> **ЗАДАНИЕ 1**
Какими словами поэт называет свои слова в стихах из отрывка ниже? Перечислите все.
> **ЗАДАНИЕ 2**
Ответьте по отрывку ниже:
(a) Сколько всего страниц у книги?
(b) Какое возрастное ограничение указано для книги?
(c) Какой год стоит после стихотворения?

> **ВЫБРАННЫЙ ОТРЫВОК**
• • • •
Текст книги "Крытый крест. Традиционализм в авангарде"
Автор книги: Виталий Аверьянов
Жанр: Философия, Наука и Образование
Возрастные ограничения: +16
сообщить о неприемлемом содержимом
Текущая страница: 12 (всего у книги 35 страниц) [доступный отрывок для чтения: 12 страниц]
Но посмотрев на свои создания со стороны, поэт как будто сам поражается размаху и облику содеянного:
Ах, слова мои, бражники, горе-сермяжники,
даже бойцы-рукопашники,
Я и вправду Емелька Пуган, необузданный норов,
– Или это орда бесноватая мертвых и ряженых,
– Или это один я кружусь на российских просторах?..
(1983)
• • • •
> **ПРЕДОСТАВЛЕННЫЕ ДАННЫЕ**
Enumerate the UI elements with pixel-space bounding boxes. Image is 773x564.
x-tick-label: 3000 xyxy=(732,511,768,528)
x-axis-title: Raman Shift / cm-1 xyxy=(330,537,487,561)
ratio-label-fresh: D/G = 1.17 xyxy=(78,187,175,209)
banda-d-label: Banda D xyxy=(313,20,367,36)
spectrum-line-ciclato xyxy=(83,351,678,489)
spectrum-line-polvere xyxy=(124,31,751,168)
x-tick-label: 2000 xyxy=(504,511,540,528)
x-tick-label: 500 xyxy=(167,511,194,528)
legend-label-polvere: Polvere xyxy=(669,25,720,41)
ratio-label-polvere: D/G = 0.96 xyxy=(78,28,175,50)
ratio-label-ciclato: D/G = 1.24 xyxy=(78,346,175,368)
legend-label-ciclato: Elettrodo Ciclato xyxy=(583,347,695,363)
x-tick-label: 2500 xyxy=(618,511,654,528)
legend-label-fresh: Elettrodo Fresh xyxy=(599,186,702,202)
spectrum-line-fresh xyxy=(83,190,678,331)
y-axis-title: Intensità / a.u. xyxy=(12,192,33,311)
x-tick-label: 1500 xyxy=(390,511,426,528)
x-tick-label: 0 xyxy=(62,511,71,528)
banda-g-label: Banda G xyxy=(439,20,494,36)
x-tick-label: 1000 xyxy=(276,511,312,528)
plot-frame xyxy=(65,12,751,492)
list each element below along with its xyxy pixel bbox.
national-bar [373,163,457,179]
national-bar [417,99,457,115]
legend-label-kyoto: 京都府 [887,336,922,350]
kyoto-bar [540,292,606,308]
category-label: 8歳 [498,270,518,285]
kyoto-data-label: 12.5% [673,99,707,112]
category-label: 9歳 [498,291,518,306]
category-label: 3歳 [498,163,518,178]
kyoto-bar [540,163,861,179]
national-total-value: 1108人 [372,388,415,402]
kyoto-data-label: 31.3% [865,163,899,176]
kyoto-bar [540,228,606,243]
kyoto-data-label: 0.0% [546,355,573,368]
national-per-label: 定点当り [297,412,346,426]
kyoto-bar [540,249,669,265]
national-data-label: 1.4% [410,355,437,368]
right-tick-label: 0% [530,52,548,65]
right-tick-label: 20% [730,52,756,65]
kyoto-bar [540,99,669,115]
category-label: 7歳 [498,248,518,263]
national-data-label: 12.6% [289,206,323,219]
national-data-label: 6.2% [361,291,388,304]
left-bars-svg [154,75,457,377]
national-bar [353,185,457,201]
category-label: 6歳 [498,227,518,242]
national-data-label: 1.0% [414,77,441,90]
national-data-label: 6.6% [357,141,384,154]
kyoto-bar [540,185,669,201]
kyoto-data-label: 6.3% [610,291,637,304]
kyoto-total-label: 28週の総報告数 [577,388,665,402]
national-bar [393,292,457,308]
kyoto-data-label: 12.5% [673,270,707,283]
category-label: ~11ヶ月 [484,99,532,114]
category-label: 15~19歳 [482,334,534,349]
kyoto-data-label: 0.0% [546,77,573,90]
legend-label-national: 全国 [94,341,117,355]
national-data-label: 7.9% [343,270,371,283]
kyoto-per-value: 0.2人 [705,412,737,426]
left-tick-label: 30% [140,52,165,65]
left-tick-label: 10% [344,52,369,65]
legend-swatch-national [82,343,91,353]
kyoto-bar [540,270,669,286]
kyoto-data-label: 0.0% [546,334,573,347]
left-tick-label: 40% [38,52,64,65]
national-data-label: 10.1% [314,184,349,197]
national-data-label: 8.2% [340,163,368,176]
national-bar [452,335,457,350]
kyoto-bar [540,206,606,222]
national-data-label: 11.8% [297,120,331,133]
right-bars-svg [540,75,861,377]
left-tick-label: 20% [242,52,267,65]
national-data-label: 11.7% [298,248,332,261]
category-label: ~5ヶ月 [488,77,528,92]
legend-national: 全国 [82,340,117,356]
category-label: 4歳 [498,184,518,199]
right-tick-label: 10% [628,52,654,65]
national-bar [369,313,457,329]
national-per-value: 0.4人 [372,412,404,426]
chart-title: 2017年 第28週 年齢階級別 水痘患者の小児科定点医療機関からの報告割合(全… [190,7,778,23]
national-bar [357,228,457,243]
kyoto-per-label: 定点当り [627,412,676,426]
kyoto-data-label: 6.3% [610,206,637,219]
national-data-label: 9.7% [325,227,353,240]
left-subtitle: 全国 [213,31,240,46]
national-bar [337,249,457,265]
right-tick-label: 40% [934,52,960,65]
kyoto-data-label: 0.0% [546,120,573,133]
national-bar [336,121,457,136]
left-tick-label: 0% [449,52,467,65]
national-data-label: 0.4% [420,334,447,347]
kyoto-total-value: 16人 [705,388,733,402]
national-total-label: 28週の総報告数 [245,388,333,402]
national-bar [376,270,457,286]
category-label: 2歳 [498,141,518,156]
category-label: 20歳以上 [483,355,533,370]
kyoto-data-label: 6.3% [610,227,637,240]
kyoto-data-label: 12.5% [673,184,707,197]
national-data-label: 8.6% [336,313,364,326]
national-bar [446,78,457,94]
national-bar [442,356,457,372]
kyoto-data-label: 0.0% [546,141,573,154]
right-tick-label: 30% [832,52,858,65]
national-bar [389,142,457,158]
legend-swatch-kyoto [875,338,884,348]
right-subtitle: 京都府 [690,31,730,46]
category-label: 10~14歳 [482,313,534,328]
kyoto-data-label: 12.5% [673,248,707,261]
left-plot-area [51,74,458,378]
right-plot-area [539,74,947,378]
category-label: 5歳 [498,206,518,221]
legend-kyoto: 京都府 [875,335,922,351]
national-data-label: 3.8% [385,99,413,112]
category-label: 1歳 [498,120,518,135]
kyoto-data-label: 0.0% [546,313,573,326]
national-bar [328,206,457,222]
• • • •
> **РЕШЕНИЕ 1**
бражники, горе-сермяжники, бойцы-рукопашники

> **РЕШЕНИЕ 2**
(a) 35
(b) +16
(c) 1983